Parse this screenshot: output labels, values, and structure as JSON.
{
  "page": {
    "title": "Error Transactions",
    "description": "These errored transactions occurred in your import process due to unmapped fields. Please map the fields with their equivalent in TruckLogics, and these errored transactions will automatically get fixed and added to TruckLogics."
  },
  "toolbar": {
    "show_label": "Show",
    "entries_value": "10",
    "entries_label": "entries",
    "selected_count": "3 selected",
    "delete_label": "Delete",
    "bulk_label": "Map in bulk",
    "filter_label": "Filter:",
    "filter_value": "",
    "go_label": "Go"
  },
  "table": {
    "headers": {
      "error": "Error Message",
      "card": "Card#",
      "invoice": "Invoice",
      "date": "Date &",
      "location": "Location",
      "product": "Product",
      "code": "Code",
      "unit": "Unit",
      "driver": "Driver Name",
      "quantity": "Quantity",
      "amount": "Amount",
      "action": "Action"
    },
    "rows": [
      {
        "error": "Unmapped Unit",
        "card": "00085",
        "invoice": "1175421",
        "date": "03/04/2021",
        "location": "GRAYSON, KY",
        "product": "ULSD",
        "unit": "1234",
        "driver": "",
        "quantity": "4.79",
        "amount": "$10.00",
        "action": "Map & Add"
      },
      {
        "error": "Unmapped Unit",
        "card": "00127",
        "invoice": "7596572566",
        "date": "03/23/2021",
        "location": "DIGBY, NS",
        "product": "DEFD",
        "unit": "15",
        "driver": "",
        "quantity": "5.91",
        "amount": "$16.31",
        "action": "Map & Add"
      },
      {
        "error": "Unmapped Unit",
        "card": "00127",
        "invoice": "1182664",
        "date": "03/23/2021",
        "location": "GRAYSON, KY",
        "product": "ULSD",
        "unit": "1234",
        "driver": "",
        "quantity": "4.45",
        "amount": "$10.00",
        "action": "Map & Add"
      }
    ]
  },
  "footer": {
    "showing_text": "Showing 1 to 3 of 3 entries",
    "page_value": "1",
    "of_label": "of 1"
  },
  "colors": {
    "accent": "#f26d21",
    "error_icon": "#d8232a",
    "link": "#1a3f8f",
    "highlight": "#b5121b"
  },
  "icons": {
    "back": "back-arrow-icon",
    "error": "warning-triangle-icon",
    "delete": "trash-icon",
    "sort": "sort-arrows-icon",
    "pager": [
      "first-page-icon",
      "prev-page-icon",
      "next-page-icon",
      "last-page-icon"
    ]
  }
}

▶ [YOUR INSTRUCTIONS]
Write out the data exactly as it stands.

▶ [ANSWER FOR THE TASK]
Parse this screenshot: output labels, values, and structure as JSON.
{
  "page": {
    "title": "Error Transactions",
    "description": "These errored transactions occurred in your import process due to unmapped fields. Please map the fields with their equivalent in TruckLogics, and these errored transactions will automatically get fixed and added to TruckLogics."
  },
  "toolbar": {
    "show_label": "Show",
    "entries_value": "10",
    "entries_label": "entries",
    "selected_count": "3 selected",
    "delete_label": "Delete",
    "bulk_label": "Map in bulk",
    "filter_label": "Filter:",
    "filter_value": "",
    "go_label": "Go"
  },
  "table": {
    "headers": {
      "error": "Error Message",
      "card": "Card#",
      "invoice": "Invoice",
      "date": "Date &",
      "location": "Location",
      "product": "Product",
      "code": "Code",
      "unit": "Unit",
      "driver": "Driver Name",
      "quantity": "Quantity",
      "amount": "Amount",
      "action": "Action"
    },
    "rows": [
      {
        "error": "Unmapped Unit",
        "card": "00085",
        "invoice": "1175421",
        "date": "03/04/2021",
        "location": "GRAYSON, KY",
        "product": "ULSD",
        "unit": "1234",
        "driver": "",
        "quantity": "4.79",
        "amount": "$10.00",
        "action": "Map & Add"
      },
      {
        "error": "Unmapped Unit",
        "card": "00127",
        "invoice": "7596572566",
        "date": "03/23/2021",
        "location": "DIGBY, NS",
        "product": "DEFD",
        "unit": "15",
        "driver": "",
        "quantity": "5.91",
        "amount": "$16.31",
        "action": "Map & Add"
      },
      {
        "error": "Unmapped Unit",
        "card": "00127",
        "invoice": "1182664",
        "date": "03/23/2021",
        "location": "GRAYSON, KY",
        "product": "ULSD",
        "unit": "1234",
        "driver": "",
        "quantity": "4.45",
        "amount": "$10.00",
        "action": "Map & Add"
      }
    ]
  },
  "footer": {
    "showing_text": "Showing 1 to 3 of 3 entries",
    "page_value": "1",
    "of_label": "of 1"
  },
  "colors": {
    "accent": "#f26d21",
    "error_icon": "#d8232a",
    "link": "#1a3f8f",
    "highlight": "#b5121b"
  },
  "icons": {
    "back": "back-arrow-icon",
    "error": "warning-triangle-icon",
    "delete": "trash-icon",
    "sort": "sort-arrows-icon",
    "pager": [
      "first-page-icon",
      "prev-page-icon",
      "next-page-icon",
      "last-page-icon"
    ]
  }
}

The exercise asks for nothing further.